### EXERCISE OBJECTIVE
Go through the entries below and collect each line with the string "type" in it.

### DATA RECORDS
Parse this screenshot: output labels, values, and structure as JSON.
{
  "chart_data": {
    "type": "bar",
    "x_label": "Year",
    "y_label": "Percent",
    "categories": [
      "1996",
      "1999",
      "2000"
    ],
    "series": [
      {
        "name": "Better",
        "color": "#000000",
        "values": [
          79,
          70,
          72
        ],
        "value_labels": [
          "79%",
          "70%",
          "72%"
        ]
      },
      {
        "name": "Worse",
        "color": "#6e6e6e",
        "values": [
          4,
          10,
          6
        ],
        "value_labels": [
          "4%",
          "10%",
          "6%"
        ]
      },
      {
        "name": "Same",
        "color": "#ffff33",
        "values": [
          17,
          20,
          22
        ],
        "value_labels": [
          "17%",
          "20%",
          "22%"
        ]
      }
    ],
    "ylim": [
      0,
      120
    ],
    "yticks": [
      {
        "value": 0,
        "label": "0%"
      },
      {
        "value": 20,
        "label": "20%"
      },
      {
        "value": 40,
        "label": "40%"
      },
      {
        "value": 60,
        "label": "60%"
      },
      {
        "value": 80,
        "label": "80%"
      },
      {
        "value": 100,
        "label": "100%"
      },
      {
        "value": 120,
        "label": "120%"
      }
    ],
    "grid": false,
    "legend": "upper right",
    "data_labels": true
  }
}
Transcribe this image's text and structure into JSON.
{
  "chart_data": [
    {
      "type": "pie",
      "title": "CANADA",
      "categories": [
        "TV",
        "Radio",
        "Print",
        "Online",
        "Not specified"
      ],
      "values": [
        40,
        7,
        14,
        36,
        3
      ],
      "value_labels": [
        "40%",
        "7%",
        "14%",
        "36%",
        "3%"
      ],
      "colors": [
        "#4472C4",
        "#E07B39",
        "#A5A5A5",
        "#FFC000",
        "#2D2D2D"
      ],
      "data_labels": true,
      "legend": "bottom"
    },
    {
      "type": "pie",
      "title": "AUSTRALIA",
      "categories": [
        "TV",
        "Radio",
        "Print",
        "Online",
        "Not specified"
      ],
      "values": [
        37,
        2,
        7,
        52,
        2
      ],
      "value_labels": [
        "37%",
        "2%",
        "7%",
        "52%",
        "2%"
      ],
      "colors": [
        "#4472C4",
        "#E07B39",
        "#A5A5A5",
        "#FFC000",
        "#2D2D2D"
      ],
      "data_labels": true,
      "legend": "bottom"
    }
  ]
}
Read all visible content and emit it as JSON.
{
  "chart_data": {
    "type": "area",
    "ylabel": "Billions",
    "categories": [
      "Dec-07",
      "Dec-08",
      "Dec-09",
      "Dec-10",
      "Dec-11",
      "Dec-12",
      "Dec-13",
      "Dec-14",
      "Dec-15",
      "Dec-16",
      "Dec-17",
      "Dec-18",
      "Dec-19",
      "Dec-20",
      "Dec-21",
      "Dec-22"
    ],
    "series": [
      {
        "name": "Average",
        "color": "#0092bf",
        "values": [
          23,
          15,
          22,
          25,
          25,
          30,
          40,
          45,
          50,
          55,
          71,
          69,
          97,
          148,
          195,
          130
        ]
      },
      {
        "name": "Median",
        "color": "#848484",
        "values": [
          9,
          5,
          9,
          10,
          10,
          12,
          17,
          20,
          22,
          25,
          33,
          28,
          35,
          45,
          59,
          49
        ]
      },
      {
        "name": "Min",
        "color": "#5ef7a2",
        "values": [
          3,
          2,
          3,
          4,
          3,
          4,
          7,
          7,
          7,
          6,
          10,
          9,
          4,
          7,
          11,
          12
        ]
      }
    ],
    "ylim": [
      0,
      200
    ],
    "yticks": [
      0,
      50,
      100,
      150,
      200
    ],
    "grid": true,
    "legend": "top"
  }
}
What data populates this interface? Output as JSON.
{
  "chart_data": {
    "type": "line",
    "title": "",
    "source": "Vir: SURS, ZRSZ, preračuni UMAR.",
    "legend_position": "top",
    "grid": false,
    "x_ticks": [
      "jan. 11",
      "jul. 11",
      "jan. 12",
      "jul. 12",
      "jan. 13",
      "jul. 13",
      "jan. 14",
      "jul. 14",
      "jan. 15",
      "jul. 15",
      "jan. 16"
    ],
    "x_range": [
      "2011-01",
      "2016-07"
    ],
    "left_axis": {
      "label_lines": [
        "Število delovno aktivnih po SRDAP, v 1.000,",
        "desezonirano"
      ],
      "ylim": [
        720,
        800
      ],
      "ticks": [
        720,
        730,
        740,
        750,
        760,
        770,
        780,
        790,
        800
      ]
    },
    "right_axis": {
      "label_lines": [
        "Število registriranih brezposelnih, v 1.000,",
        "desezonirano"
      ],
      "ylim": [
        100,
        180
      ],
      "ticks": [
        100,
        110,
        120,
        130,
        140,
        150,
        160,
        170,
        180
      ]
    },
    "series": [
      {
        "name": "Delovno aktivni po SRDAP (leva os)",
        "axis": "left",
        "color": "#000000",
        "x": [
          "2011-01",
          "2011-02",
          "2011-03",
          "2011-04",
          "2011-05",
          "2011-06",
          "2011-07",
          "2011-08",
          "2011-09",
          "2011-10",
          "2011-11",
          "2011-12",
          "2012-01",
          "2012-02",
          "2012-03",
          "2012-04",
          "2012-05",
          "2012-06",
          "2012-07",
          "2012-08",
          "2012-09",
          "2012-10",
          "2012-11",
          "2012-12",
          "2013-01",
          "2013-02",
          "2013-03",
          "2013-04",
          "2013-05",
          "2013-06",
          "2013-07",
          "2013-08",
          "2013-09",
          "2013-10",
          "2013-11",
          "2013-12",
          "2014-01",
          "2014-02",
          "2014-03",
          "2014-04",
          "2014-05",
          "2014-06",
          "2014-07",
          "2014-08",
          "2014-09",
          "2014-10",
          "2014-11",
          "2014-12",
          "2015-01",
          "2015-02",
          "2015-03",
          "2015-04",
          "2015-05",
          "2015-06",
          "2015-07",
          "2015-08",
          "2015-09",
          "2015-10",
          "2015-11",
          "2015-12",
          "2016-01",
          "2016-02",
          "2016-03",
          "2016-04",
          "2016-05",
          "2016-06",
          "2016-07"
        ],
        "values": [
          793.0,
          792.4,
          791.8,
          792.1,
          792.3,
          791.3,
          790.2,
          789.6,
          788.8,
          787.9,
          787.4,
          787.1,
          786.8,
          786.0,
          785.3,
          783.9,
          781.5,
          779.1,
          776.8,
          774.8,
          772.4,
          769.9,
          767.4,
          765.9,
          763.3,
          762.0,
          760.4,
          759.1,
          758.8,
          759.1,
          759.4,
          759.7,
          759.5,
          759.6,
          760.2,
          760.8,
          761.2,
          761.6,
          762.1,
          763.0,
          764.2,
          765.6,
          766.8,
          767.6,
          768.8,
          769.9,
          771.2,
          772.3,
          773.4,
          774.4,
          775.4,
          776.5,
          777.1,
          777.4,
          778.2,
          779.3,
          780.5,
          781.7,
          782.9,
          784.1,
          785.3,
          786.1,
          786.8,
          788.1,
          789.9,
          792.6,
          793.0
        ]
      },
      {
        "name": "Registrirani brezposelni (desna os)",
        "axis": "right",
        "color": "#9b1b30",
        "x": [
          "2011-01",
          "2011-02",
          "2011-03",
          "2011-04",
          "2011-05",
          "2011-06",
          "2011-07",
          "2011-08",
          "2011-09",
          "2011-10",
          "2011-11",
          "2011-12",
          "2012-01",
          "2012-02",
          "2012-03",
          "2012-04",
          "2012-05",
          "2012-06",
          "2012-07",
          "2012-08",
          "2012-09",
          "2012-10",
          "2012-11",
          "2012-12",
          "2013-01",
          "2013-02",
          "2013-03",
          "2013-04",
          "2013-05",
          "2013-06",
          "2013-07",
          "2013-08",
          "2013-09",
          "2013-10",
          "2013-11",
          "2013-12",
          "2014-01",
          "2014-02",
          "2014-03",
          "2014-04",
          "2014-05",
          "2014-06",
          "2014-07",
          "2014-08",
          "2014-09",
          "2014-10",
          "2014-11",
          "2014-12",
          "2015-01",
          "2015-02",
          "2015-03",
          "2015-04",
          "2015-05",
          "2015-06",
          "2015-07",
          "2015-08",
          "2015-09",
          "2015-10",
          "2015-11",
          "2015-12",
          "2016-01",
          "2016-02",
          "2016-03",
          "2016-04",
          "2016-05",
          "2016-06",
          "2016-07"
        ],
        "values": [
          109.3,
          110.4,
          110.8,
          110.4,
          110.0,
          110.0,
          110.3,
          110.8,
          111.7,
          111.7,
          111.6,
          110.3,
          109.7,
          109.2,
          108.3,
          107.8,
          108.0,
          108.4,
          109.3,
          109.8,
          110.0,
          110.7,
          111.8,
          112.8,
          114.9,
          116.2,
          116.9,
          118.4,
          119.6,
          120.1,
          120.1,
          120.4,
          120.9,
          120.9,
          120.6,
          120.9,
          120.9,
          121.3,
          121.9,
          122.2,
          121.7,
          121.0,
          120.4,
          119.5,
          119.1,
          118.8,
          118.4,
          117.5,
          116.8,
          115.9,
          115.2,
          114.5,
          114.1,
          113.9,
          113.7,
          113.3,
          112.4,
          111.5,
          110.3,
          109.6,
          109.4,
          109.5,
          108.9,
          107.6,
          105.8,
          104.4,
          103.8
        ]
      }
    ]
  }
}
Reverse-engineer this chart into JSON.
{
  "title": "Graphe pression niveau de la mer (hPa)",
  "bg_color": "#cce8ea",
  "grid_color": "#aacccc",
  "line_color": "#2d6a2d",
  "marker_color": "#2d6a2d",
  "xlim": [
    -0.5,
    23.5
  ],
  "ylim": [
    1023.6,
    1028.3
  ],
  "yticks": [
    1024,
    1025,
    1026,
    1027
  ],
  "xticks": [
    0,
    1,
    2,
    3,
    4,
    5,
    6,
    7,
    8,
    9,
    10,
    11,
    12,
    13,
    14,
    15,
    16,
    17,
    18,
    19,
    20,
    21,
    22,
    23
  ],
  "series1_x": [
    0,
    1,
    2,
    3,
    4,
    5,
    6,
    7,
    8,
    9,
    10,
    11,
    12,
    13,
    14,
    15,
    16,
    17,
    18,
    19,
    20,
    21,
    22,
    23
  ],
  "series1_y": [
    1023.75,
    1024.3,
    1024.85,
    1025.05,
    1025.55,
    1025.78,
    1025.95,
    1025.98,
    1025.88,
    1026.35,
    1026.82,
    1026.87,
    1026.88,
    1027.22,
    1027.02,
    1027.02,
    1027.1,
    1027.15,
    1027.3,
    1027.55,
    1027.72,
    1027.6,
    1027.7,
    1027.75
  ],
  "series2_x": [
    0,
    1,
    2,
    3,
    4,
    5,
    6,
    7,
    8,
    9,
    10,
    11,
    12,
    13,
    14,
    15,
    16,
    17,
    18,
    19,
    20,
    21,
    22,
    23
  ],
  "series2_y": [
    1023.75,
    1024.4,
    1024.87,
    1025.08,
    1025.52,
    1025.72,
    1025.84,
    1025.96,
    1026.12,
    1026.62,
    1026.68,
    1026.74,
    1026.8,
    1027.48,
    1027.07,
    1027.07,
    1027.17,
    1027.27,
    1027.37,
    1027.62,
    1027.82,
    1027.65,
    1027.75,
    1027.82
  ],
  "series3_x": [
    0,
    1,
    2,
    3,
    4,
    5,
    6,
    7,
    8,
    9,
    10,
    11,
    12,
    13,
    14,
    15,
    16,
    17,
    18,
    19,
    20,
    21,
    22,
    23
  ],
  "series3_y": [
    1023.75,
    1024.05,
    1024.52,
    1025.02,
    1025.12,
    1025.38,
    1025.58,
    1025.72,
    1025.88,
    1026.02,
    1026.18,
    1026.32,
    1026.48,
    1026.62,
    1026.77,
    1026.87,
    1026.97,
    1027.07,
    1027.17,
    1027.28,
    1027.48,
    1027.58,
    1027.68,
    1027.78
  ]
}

### THE OUTPUT
    "type": "bar",
      "type": "pie",
      "type": "pie",
    "type": "area",
    "type": "line",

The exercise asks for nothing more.